Task statement: Search the listing below for the string "been" and show each line that contains it.

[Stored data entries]
******************************

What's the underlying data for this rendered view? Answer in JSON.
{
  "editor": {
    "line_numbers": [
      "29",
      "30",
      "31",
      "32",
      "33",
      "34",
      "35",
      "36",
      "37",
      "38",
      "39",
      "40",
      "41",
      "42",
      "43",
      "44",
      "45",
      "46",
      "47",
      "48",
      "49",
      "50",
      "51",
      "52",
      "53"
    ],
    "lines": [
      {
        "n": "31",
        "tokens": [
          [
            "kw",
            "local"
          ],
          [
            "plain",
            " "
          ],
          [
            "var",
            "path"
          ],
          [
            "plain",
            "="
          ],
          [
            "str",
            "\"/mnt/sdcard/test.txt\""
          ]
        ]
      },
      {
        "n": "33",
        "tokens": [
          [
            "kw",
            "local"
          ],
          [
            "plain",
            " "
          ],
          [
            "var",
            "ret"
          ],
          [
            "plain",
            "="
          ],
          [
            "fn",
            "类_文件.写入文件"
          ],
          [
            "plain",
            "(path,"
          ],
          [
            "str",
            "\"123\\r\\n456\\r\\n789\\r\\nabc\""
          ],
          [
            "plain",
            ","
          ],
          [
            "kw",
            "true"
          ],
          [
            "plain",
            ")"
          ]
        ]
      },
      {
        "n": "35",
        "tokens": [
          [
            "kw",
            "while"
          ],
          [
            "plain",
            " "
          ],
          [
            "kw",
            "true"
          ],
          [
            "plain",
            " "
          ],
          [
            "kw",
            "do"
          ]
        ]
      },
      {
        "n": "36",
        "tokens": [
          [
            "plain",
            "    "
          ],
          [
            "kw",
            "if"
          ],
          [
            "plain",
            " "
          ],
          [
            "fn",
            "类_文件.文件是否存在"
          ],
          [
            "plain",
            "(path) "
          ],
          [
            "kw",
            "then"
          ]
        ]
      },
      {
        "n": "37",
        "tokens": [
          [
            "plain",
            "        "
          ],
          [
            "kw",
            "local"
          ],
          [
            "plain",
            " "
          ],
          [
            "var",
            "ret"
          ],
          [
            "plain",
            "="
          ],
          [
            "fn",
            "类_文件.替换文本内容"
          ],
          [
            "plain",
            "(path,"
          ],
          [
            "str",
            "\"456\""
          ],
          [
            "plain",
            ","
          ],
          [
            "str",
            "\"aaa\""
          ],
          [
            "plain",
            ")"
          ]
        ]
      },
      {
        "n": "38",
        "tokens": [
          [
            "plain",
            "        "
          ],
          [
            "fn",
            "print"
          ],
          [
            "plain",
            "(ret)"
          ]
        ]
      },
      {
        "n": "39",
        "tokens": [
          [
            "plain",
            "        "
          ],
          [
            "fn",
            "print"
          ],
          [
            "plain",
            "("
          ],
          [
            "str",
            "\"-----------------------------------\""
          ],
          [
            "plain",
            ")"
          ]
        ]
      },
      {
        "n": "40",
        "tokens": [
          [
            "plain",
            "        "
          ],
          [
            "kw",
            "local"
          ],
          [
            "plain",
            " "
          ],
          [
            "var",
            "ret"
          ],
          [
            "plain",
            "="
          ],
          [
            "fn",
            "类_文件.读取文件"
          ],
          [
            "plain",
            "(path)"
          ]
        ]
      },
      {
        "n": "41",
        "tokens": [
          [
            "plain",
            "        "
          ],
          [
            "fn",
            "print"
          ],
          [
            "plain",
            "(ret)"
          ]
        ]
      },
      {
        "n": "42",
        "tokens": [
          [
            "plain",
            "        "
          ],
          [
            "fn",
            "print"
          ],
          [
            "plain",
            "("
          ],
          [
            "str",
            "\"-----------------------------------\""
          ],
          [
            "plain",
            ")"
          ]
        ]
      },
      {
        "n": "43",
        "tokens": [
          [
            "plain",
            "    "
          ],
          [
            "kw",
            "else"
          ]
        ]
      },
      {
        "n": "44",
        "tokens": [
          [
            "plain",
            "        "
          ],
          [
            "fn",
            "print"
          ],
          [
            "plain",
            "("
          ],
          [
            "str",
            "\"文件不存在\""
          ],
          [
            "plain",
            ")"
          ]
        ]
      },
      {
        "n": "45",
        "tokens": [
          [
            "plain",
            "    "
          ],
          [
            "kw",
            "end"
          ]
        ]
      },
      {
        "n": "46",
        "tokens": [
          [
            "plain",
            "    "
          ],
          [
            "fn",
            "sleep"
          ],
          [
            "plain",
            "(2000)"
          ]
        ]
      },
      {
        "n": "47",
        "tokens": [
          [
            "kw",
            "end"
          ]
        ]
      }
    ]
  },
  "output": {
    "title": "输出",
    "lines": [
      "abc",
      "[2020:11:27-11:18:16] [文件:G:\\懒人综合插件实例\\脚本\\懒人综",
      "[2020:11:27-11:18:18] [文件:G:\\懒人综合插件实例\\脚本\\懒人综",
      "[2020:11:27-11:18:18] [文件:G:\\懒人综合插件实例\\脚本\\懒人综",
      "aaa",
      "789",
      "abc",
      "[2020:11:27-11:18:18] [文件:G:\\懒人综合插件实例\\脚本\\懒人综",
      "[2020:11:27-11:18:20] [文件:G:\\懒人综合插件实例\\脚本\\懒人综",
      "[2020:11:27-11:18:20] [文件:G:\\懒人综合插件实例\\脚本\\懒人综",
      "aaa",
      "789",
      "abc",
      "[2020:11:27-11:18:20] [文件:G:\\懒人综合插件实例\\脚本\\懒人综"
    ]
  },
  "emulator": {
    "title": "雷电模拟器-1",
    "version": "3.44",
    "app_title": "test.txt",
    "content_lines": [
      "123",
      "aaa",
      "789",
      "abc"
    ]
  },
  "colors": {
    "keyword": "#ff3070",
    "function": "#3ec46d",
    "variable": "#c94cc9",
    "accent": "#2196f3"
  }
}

******************************

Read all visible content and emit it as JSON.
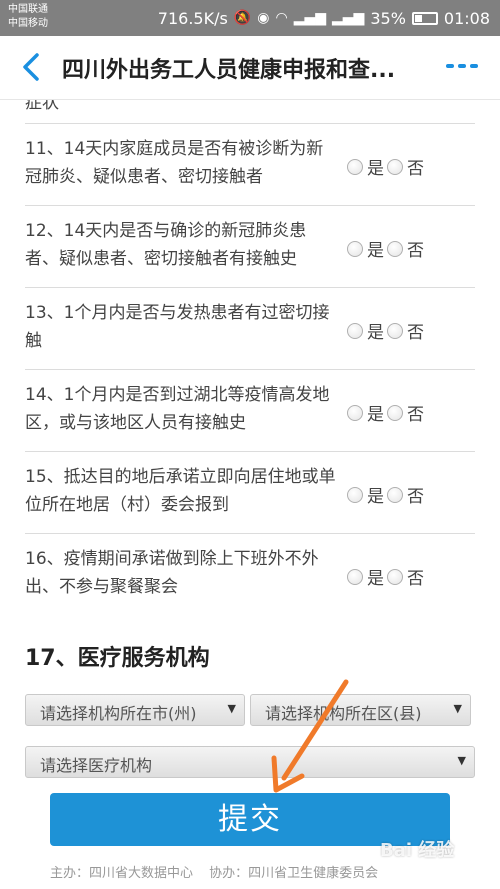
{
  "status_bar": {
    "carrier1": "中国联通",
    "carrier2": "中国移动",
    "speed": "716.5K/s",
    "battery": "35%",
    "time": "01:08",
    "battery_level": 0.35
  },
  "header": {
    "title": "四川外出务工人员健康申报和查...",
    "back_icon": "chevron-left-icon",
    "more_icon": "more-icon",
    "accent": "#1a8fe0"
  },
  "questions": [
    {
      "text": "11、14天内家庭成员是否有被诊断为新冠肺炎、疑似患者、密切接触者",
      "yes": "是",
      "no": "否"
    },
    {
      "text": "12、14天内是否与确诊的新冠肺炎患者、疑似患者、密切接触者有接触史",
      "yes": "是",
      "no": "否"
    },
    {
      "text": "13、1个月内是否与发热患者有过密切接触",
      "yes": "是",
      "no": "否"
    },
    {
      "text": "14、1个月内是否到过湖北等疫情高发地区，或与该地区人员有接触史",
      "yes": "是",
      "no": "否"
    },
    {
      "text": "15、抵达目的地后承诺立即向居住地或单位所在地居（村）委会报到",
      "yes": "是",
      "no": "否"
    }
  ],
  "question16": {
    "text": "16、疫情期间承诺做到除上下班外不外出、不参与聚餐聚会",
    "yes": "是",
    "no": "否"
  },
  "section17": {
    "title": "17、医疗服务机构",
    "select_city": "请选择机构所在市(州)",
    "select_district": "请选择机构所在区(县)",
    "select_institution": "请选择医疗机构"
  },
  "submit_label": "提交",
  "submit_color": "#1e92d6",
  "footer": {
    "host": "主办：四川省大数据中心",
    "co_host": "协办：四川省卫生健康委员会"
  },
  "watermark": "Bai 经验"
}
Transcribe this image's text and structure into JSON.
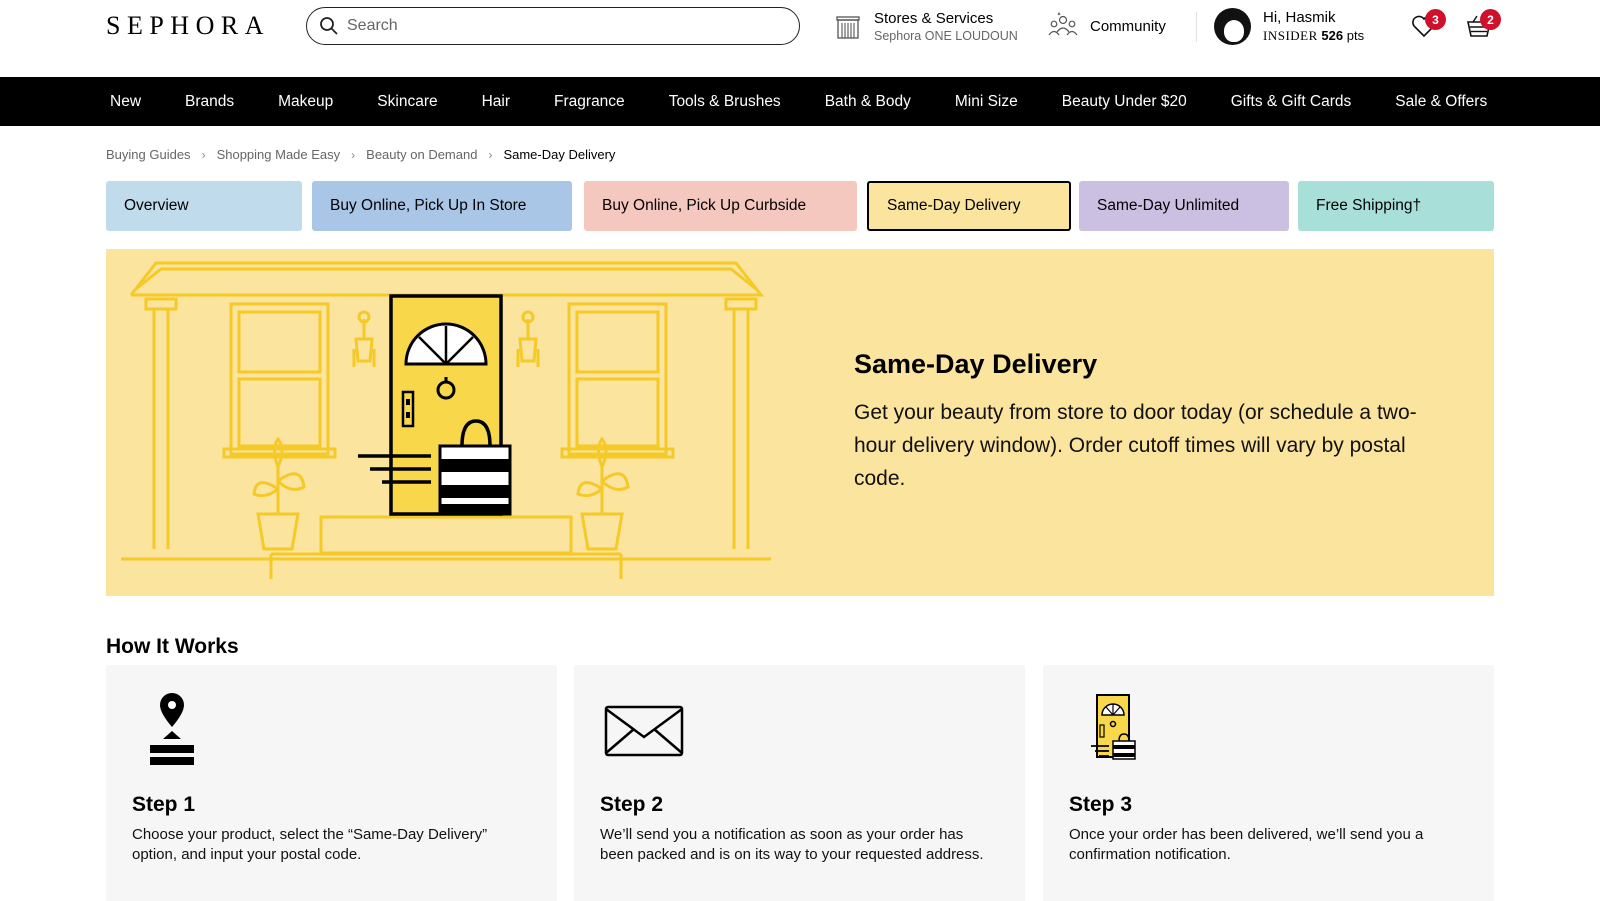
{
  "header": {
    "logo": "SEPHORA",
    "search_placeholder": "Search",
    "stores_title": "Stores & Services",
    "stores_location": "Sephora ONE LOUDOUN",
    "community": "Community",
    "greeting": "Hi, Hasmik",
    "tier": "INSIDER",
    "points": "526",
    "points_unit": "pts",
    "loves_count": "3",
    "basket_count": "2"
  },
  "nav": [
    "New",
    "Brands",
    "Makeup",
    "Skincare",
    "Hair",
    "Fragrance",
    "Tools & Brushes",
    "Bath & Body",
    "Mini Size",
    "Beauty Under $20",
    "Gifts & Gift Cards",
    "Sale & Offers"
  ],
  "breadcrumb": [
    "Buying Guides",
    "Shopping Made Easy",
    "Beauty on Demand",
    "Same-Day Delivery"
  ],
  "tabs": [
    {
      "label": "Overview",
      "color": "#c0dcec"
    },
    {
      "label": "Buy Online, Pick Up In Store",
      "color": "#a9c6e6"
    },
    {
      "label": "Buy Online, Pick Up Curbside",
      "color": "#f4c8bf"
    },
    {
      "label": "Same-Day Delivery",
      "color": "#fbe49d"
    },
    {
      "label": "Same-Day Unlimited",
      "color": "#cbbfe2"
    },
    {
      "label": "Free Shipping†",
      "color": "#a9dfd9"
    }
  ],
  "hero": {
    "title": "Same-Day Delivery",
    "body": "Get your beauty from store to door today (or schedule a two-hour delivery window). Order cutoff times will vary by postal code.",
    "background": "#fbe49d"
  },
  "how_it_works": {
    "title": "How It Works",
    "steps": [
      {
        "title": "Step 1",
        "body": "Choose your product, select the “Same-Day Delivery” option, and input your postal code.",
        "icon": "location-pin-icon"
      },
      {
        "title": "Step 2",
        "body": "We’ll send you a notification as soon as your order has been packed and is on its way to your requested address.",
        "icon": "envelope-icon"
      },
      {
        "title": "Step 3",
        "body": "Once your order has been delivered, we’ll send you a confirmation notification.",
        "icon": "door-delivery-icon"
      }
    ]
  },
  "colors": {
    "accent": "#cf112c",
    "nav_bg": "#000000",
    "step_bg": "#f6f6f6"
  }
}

******************************

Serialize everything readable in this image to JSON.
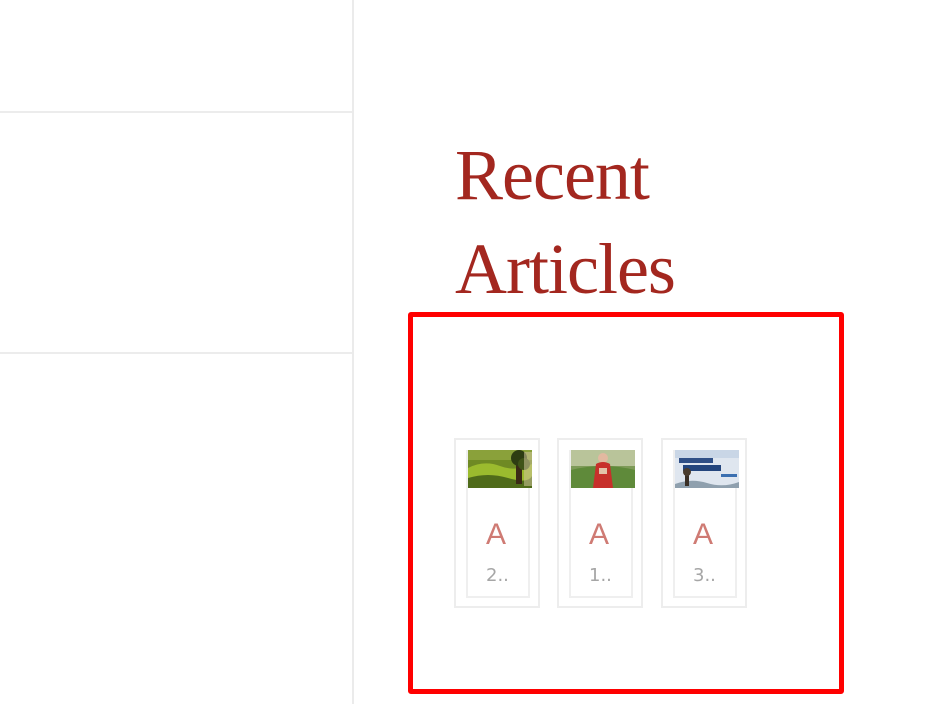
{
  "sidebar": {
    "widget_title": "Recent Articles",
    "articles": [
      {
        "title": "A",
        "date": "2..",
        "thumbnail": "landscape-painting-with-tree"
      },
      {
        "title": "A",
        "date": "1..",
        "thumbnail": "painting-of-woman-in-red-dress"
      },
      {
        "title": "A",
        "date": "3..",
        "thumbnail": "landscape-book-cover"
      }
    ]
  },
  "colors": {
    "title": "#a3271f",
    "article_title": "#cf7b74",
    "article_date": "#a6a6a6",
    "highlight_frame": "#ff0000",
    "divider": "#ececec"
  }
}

******************************

Answer:
        "body": "We’ll send you a notification as soon as your order has been packed and is on its way to your requested address.",
        "body": "Once your order has been delivered, we’ll send you a confirmation notification.",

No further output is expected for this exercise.